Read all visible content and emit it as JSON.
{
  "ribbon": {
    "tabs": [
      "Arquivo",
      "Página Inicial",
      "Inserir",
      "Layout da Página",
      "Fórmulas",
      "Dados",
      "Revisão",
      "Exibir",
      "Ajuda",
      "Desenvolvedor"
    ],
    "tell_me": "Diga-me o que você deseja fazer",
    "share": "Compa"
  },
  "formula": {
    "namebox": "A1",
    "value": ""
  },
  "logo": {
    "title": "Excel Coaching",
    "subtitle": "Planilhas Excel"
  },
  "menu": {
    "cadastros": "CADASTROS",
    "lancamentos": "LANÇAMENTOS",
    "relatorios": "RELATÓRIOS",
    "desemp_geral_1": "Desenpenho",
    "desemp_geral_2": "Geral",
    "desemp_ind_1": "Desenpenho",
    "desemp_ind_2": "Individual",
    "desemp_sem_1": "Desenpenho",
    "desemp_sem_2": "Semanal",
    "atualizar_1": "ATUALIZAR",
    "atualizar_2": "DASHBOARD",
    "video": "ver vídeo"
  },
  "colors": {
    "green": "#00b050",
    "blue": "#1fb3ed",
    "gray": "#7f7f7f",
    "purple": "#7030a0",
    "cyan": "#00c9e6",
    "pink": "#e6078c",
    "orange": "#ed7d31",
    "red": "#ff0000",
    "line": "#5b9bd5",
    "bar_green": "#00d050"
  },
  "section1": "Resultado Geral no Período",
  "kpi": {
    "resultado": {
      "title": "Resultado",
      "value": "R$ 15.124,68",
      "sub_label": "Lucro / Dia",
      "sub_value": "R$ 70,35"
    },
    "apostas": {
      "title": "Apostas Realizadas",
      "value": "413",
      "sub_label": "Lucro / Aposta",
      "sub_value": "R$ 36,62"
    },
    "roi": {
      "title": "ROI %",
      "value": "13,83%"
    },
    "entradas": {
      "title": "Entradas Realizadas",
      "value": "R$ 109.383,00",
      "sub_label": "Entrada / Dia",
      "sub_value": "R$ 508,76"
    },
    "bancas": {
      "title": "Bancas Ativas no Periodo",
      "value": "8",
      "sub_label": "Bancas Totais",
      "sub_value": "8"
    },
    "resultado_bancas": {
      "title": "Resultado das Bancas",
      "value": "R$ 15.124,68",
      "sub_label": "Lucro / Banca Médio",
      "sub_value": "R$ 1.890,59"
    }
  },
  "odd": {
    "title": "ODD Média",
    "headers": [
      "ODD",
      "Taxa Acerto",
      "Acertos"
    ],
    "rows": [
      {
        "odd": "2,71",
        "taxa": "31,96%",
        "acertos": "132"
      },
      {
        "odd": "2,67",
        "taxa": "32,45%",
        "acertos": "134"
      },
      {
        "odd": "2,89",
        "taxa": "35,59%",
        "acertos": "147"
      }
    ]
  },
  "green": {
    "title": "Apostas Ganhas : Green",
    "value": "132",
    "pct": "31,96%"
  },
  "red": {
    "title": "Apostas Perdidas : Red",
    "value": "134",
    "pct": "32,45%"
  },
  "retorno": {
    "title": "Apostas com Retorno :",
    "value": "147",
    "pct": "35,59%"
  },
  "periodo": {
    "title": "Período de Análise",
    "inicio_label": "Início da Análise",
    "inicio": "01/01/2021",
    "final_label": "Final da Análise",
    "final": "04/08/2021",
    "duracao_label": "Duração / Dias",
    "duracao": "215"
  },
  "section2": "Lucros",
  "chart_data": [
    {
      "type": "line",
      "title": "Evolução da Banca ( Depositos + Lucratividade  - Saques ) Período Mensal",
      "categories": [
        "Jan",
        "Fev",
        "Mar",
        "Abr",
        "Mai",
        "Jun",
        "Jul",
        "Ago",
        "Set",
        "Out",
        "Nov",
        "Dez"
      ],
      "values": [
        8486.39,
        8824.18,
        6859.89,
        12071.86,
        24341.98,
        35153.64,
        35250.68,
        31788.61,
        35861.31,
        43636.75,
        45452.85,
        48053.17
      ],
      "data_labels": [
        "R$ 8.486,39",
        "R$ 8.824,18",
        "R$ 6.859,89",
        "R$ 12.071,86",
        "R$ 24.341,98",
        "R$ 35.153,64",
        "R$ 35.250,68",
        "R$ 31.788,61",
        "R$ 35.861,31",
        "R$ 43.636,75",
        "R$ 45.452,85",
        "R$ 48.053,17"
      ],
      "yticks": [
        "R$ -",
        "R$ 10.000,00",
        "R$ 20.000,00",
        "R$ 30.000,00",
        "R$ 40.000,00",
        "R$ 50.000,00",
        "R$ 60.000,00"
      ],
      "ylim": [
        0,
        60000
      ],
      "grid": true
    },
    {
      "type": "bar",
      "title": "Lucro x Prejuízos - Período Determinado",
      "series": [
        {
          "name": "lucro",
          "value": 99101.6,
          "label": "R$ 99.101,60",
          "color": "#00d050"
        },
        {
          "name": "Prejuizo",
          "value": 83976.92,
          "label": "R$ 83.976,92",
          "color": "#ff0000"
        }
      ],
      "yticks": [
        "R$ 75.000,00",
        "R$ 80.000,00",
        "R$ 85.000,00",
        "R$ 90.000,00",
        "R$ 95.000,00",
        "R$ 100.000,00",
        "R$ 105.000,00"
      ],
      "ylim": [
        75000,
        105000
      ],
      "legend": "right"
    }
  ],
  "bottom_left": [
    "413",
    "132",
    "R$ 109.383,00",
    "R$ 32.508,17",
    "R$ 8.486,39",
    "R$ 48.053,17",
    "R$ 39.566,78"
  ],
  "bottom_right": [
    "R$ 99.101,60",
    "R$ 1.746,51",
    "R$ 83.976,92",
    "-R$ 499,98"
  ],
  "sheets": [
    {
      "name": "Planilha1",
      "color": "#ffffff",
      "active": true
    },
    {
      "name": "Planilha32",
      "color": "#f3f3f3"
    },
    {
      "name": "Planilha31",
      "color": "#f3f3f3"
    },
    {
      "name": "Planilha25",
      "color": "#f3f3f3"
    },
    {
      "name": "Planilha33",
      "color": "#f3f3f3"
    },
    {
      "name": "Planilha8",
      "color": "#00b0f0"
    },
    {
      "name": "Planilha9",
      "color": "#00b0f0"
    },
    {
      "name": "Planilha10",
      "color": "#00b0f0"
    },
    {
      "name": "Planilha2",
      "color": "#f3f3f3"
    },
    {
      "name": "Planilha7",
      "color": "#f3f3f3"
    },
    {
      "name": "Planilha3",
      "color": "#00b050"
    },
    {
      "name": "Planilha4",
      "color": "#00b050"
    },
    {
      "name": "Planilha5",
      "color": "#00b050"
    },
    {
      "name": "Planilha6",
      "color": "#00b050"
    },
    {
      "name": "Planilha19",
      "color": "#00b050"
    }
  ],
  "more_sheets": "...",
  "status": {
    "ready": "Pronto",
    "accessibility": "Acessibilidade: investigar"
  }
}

▶ Task prompt
Repeat each record exactly, leaving nothing out.

▶ Worked solution
Read all visible content and emit it as JSON.
{
  "ribbon": {
    "tabs": [
      "Arquivo",
      "Página Inicial",
      "Inserir",
      "Layout da Página",
      "Fórmulas",
      "Dados",
      "Revisão",
      "Exibir",
      "Ajuda",
      "Desenvolvedor"
    ],
    "tell_me": "Diga-me o que você deseja fazer",
    "share": "Compa"
  },
  "formula": {
    "namebox": "A1",
    "value": ""
  },
  "logo": {
    "title": "Excel Coaching",
    "subtitle": "Planilhas Excel"
  },
  "menu": {
    "cadastros": "CADASTROS",
    "lancamentos": "LANÇAMENTOS",
    "relatorios": "RELATÓRIOS",
    "desemp_geral_1": "Desenpenho",
    "desemp_geral_2": "Geral",
    "desemp_ind_1": "Desenpenho",
    "desemp_ind_2": "Individual",
    "desemp_sem_1": "Desenpenho",
    "desemp_sem_2": "Semanal",
    "atualizar_1": "ATUALIZAR",
    "atualizar_2": "DASHBOARD",
    "video": "ver vídeo"
  },
  "colors": {
    "green": "#00b050",
    "blue": "#1fb3ed",
    "gray": "#7f7f7f",
    "purple": "#7030a0",
    "cyan": "#00c9e6",
    "pink": "#e6078c",
    "orange": "#ed7d31",
    "red": "#ff0000",
    "line": "#5b9bd5",
    "bar_green": "#00d050"
  },
  "section1": "Resultado Geral no Período",
  "kpi": {
    "resultado": {
      "title": "Resultado",
      "value": "R$ 15.124,68",
      "sub_label": "Lucro / Dia",
      "sub_value": "R$ 70,35"
    },
    "apostas": {
      "title": "Apostas Realizadas",
      "value": "413",
      "sub_label": "Lucro / Aposta",
      "sub_value": "R$ 36,62"
    },
    "roi": {
      "title": "ROI %",
      "value": "13,83%"
    },
    "entradas": {
      "title": "Entradas Realizadas",
      "value": "R$ 109.383,00",
      "sub_label": "Entrada / Dia",
      "sub_value": "R$ 508,76"
    },
    "bancas": {
      "title": "Bancas Ativas no Periodo",
      "value": "8",
      "sub_label": "Bancas Totais",
      "sub_value": "8"
    },
    "resultado_bancas": {
      "title": "Resultado das Bancas",
      "value": "R$ 15.124,68",
      "sub_label": "Lucro / Banca Médio",
      "sub_value": "R$ 1.890,59"
    }
  },
  "odd": {
    "title": "ODD Média",
    "headers": [
      "ODD",
      "Taxa Acerto",
      "Acertos"
    ],
    "rows": [
      {
        "odd": "2,71",
        "taxa": "31,96%",
        "acertos": "132"
      },
      {
        "odd": "2,67",
        "taxa": "32,45%",
        "acertos": "134"
      },
      {
        "odd": "2,89",
        "taxa": "35,59%",
        "acertos": "147"
      }
    ]
  },
  "green": {
    "title": "Apostas Ganhas : Green",
    "value": "132",
    "pct": "31,96%"
  },
  "red": {
    "title": "Apostas Perdidas : Red",
    "value": "134",
    "pct": "32,45%"
  },
  "retorno": {
    "title": "Apostas com Retorno :",
    "value": "147",
    "pct": "35,59%"
  },
  "periodo": {
    "title": "Período de Análise",
    "inicio_label": "Início da Análise",
    "inicio": "01/01/2021",
    "final_label": "Final da Análise",
    "final": "04/08/2021",
    "duracao_label": "Duração / Dias",
    "duracao": "215"
  },
  "section2": "Lucros",
  "chart_data": [
    {
      "type": "line",
      "title": "Evolução da Banca ( Depositos + Lucratividade  - Saques ) Período Mensal",
      "categories": [
        "Jan",
        "Fev",
        "Mar",
        "Abr",
        "Mai",
        "Jun",
        "Jul",
        "Ago",
        "Set",
        "Out",
        "Nov",
        "Dez"
      ],
      "values": [
        8486.39,
        8824.18,
        6859.89,
        12071.86,
        24341.98,
        35153.64,
        35250.68,
        31788.61,
        35861.31,
        43636.75,
        45452.85,
        48053.17
      ],
      "data_labels": [
        "R$ 8.486,39",
        "R$ 8.824,18",
        "R$ 6.859,89",
        "R$ 12.071,86",
        "R$ 24.341,98",
        "R$ 35.153,64",
        "R$ 35.250,68",
        "R$ 31.788,61",
        "R$ 35.861,31",
        "R$ 43.636,75",
        "R$ 45.452,85",
        "R$ 48.053,17"
      ],
      "yticks": [
        "R$ -",
        "R$ 10.000,00",
        "R$ 20.000,00",
        "R$ 30.000,00",
        "R$ 40.000,00",
        "R$ 50.000,00",
        "R$ 60.000,00"
      ],
      "ylim": [
        0,
        60000
      ],
      "grid": true
    },
    {
      "type": "bar",
      "title": "Lucro x Prejuízos - Período Determinado",
      "series": [
        {
          "name": "lucro",
          "value": 99101.6,
          "label": "R$ 99.101,60",
          "color": "#00d050"
        },
        {
          "name": "Prejuizo",
          "value": 83976.92,
          "label": "R$ 83.976,92",
          "color": "#ff0000"
        }
      ],
      "yticks": [
        "R$ 75.000,00",
        "R$ 80.000,00",
        "R$ 85.000,00",
        "R$ 90.000,00",
        "R$ 95.000,00",
        "R$ 100.000,00",
        "R$ 105.000,00"
      ],
      "ylim": [
        75000,
        105000
      ],
      "legend": "right"
    }
  ],
  "bottom_left": [
    "413",
    "132",
    "R$ 109.383,00",
    "R$ 32.508,17",
    "R$ 8.486,39",
    "R$ 48.053,17",
    "R$ 39.566,78"
  ],
  "bottom_right": [
    "R$ 99.101,60",
    "R$ 1.746,51",
    "R$ 83.976,92",
    "-R$ 499,98"
  ],
  "sheets": [
    {
      "name": "Planilha1",
      "color": "#ffffff",
      "active": true
    },
    {
      "name": "Planilha32",
      "color": "#f3f3f3"
    },
    {
      "name": "Planilha31",
      "color": "#f3f3f3"
    },
    {
      "name": "Planilha25",
      "color": "#f3f3f3"
    },
    {
      "name": "Planilha33",
      "color": "#f3f3f3"
    },
    {
      "name": "Planilha8",
      "color": "#00b0f0"
    },
    {
      "name": "Planilha9",
      "color": "#00b0f0"
    },
    {
      "name": "Planilha10",
      "color": "#00b0f0"
    },
    {
      "name": "Planilha2",
      "color": "#f3f3f3"
    },
    {
      "name": "Planilha7",
      "color": "#f3f3f3"
    },
    {
      "name": "Planilha3",
      "color": "#00b050"
    },
    {
      "name": "Planilha4",
      "color": "#00b050"
    },
    {
      "name": "Planilha5",
      "color": "#00b050"
    },
    {
      "name": "Planilha6",
      "color": "#00b050"
    },
    {
      "name": "Planilha19",
      "color": "#00b050"
    }
  ],
  "more_sheets": "...",
  "status": {
    "ready": "Pronto",
    "accessibility": "Acessibilidade: investigar"
  }
}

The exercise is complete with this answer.